EXERCISE DESCRIPTION:
Starting at the line that holds "OCR this image.", copy every line exactly through the end of the data, and no others.

# START OF GIVEN INFORMATION

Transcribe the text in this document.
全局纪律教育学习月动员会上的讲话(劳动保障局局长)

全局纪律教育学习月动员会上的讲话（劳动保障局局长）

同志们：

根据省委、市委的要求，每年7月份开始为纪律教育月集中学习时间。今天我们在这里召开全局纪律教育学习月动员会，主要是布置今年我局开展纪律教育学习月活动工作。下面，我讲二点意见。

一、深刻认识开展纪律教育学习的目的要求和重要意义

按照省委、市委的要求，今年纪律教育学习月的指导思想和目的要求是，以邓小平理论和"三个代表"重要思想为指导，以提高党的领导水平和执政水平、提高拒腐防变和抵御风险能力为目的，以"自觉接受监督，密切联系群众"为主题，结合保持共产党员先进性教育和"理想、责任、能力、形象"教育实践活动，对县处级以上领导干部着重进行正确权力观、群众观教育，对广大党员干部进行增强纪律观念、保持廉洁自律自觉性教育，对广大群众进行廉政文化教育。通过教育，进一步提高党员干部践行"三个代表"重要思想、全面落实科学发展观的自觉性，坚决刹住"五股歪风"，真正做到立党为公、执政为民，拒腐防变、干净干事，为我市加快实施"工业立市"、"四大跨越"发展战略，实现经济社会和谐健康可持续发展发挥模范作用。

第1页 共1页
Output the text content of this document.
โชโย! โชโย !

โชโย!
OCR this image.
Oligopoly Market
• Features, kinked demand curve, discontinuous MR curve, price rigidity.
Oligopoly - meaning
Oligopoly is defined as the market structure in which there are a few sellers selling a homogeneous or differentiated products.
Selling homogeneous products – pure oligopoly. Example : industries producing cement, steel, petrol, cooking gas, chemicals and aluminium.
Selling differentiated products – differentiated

# END OF GIVEN INFORMATION

RESULT:
OCR this image.
Oligopoly Market
• Features, kinked demand curve, discontinuous MR curve, price rigidity.
Oligopoly - meaning
Oligopoly is defined as the market structure in which there are a few sellers selling a homogeneous or differentiated products.
Selling homogeneous products – pure oligopoly. Example : industries producing cement, steel, petrol, cooking gas, chemicals and aluminium.
Selling differentiated products – differentiated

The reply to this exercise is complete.